◆ **PROBLEM TO WORK ON**
Only the lines from the line containing "Read this page and output its text content." through the final line of the entries should be printed, exactly as given, with the pictures left out.

(Dataset items)

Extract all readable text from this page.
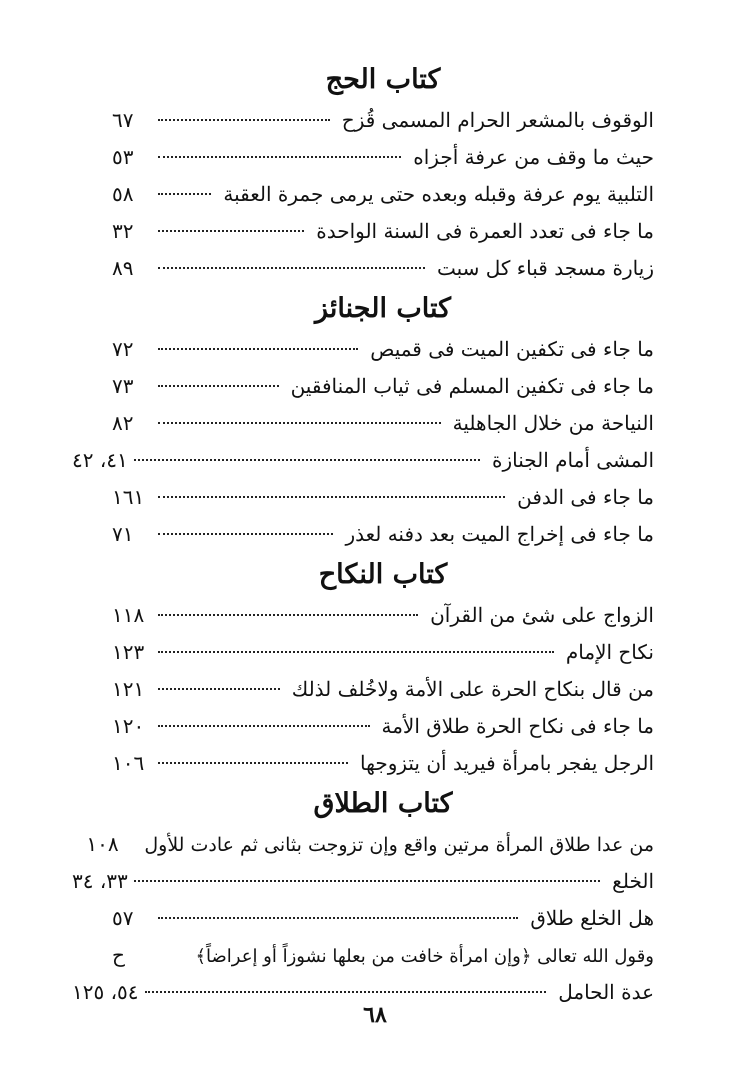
كتاب الحج
الوقوف بالمشعر الحرام المسمى قُزح
٦٧
حيث ما وقف من عرفة أجزاه
٥٣
التلبية يوم عرفة وقبله وبعده حتى يرمى جمرة العقبة
٥٨
ما جاء فى تعدد العمرة فى السنة الواحدة
٣٢
زيارة مسجد قباء كل سبت
٨٩
كتاب الجنائز
ما جاء فى تكفين الميت فى قميص
٧٢
ما جاء فى تكفين المسلم فى ثياب المنافقين
٧٣
النياحة من خلال الجاهلية
٨٢
المشى أمام الجنازة
٤١، ٤٢
ما جاء فى الدفن
١٦١
ما جاء فى إخراج الميت بعد دفنه لعذر
٧١
كتاب النكاح
الزواج على شئ من القرآن
١١٨
نكاح الإمام
١٢٣
من قال بنكاح الحرة على الأمة ولاخُلف لذلك
١٢١
ما جاء فى نكاح الحرة طلاق الأمة
١٢٠
الرجل يفجر بامرأة فيريد أن يتزوجها
١٠٦
كتاب الطلاق
من عدا طلاق المرأة مرتين واقع وإن تزوجت بثانى ثم عادت للأول
١٠٨
الخلع
٣٣، ٣٤
هل الخلع طلاق
٥٧
وقول الله تعالى ﴿وإن امرأة خافت من بعلها نشوزاً أو إعراضاً﴾
ح
عدة الحامل
٥٤، ١٢٥
٦٨
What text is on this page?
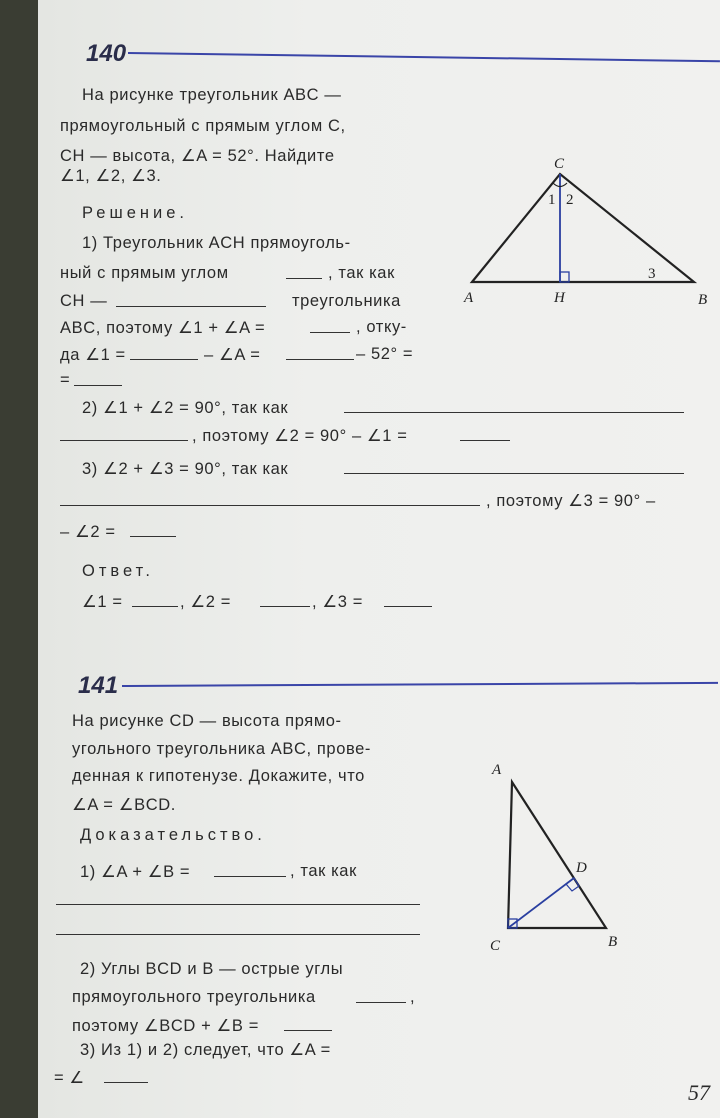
140
На рисунке треугольник ABC —
прямоугольный с прямым углом C,
CH — высота, ∠A = 52°. Найдите
∠1, ∠2, ∠3.
C
A	H	B
1 2
3
Решение.
1) Треугольник ACH прямоуголь-
ный с прямым углом	, так как
CH —	треугольника
ABC, поэтому ∠1 + ∠A =	, отку-
да ∠1 =	– ∠A =	– 52° =
=
2) ∠1 + ∠2 = 90°, так как
, поэтому ∠2 = 90° – ∠1 =
3) ∠2 + ∠3 = 90°, так как
, поэтому ∠3 = 90° –
– ∠2 =
Ответ.
∠1 =	, ∠2 =	, ∠3 =
141
На рисунке CD — высота прямо-
угольного треугольника ABC, прове-
денная к гипотенузе. Докажите, что
∠A = ∠BCD.
A
D
C	B
Доказательство.
1) ∠A + ∠B =	, так как
2) Углы BCD и B — острые углы
прямоугольного треугольника	,
поэтому ∠BCD + ∠B =
3) Из 1) и 2) следует, что ∠A =
= ∠
57
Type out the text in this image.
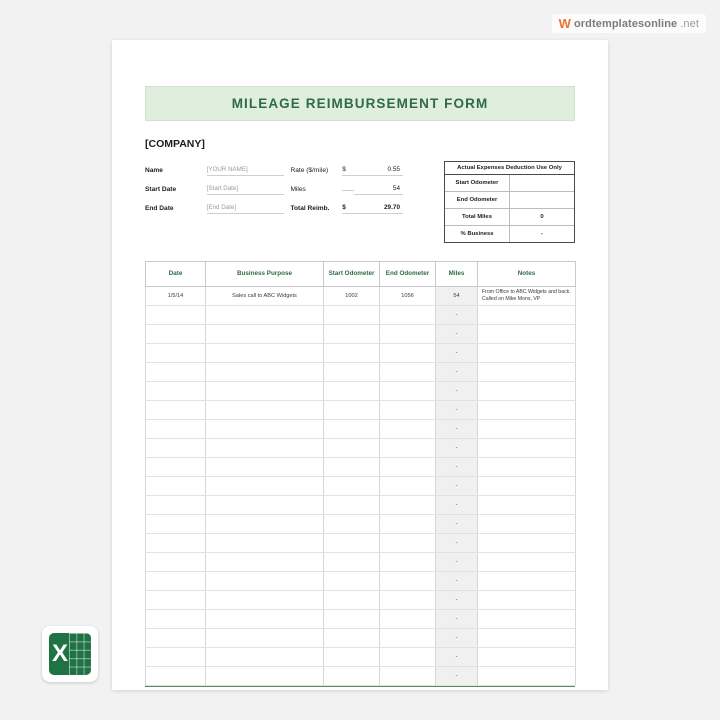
W ordtemplatesonline .net
X
MILEAGE REIMBURSEMENT FORM
[COMPANY]
Name	[YOUR NAME]	Rate ($/mile)	$	0.55
Start Date	[Start Date]	Miles	54
End Date	[End Date]	Total Reimb.	$	29.70
Actual Expenses Deduction Use Only
Start Odometer
End Odometer
Total Miles	0
% Business	-
Date	Business Purpose	Start Odometer	End Odometer	Miles	Notes
1/5/14	Sales call to ABC Widgets	1002	1056	54	From Office to ABC Widgets and back. Called on Mike Mons, VP
				-	
				-	
				-	
				-	
				-	
				-	
				-	
				-	
				-	
				-	
				-	
				-	
				-	
				-	
				-	
				-	
				-	
				-	
				-	
				-	
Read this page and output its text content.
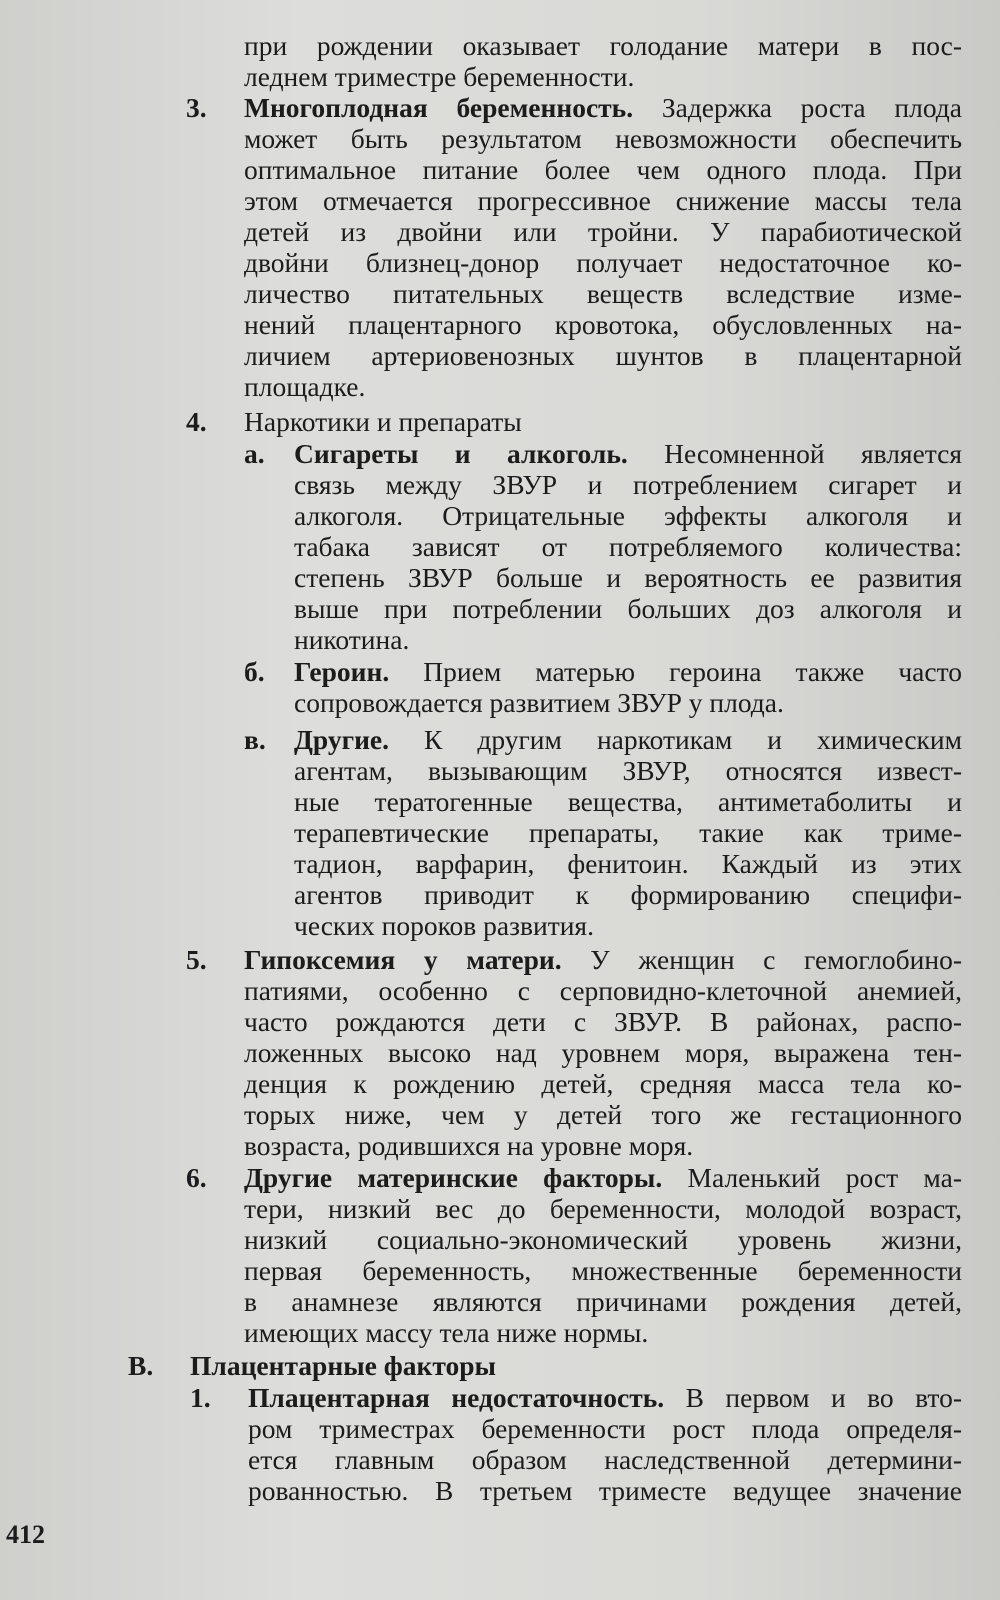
при рождении оказывает голодание матери в пос-
леднем триместре беременности.
3. Многоплодная беременность. Задержка роста плода
может быть результатом невозможности обеспечить
оптимальное питание более чем одного плода. При
этом отмечается прогрессивное снижение массы тела
детей из двойни или тройни. У парабиотической
двойни близнец-донор получает недостаточное ко-
личество питательных веществ вследствие изме-
нений плацентарного кровотока, обусловленных на-
личием артериовенозных шунтов в плацентарной
площадке.
4. Наркотики и препараты
а. Сигареты и алкоголь. Несомненной является
связь между ЗВУР и потреблением сигарет и
алкоголя. Отрицательные эффекты алкоголя и
табака зависят от потребляемого количества:
степень ЗВУР больше и вероятность ее развития
выше при потреблении больших доз алкоголя и
никотина.
б. Героин. Прием матерью героина также часто
сопровождается развитием ЗВУР у плода.
в. Другие. К другим наркотикам и химическим
агентам, вызывающим ЗВУР, относятся извест-
ные тератогенные вещества, антиметаболиты и
терапевтические препараты, такие как триме-
тадион, варфарин, фенитоин. Каждый из этих
агентов приводит к формированию специфи-
ческих пороков развития.
5. Гипоксемия у матери. У женщин с гемоглобино-
патиями, особенно с серповидно-клеточной анемией,
часто рождаются дети с ЗВУР. В районах, распо-
ложенных высоко над уровнем моря, выражена тен-
денция к рождению детей, средняя масса тела ко-
торых ниже, чем у детей того же гестационного
возраста, родившихся на уровне моря.
6. Другие материнские факторы. Маленький рост ма-
тери, низкий вес до беременности, молодой возраст,
низкий социально-экономический уровень жизни,
первая беременность, множественные беременности
в анамнезе являются причинами рождения детей,
имеющих массу тела ниже нормы.
В. Плацентарные факторы
1. Плацентарная недостаточность. В первом и во вто-
ром триместрах беременности рост плода определя-
ется главным образом наследственной детермини-
рованностью. В третьем триместе ведущее значение
412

◆ **RIGHT ANSWER**
Read this page and output its text content.
при рождении оказывает голодание матери в пос-
леднем триместре беременности.
3. Многоплодная беременность. Задержка роста плода
может быть результатом невозможности обеспечить
оптимальное питание более чем одного плода. При
этом отмечается прогрессивное снижение массы тела
детей из двойни или тройни. У парабиотической
двойни близнец-донор получает недостаточное ко-
личество питательных веществ вследствие изме-
нений плацентарного кровотока, обусловленных на-
личием артериовенозных шунтов в плацентарной
площадке.
4. Наркотики и препараты
а. Сигареты и алкоголь. Несомненной является
связь между ЗВУР и потреблением сигарет и
алкоголя. Отрицательные эффекты алкоголя и
табака зависят от потребляемого количества:
степень ЗВУР больше и вероятность ее развития
выше при потреблении больших доз алкоголя и
никотина.
б. Героин. Прием матерью героина также часто
сопровождается развитием ЗВУР у плода.
в. Другие. К другим наркотикам и химическим
агентам, вызывающим ЗВУР, относятся извест-
ные тератогенные вещества, антиметаболиты и
терапевтические препараты, такие как триме-
тадион, варфарин, фенитоин. Каждый из этих
агентов приводит к формированию специфи-
ческих пороков развития.
5. Гипоксемия у матери. У женщин с гемоглобино-
патиями, особенно с серповидно-клеточной анемией,
часто рождаются дети с ЗВУР. В районах, распо-
ложенных высоко над уровнем моря, выражена тен-
денция к рождению детей, средняя масса тела ко-
торых ниже, чем у детей того же гестационного
возраста, родившихся на уровне моря.
6. Другие материнские факторы. Маленький рост ма-
тери, низкий вес до беременности, молодой возраст,
низкий социально-экономический уровень жизни,
первая беременность, множественные беременности
в анамнезе являются причинами рождения детей,
имеющих массу тела ниже нормы.
В. Плацентарные факторы
1. Плацентарная недостаточность. В первом и во вто-
ром триместрах беременности рост плода определя-
ется главным образом наследственной детермини-
рованностью. В третьем триместе ведущее значение
412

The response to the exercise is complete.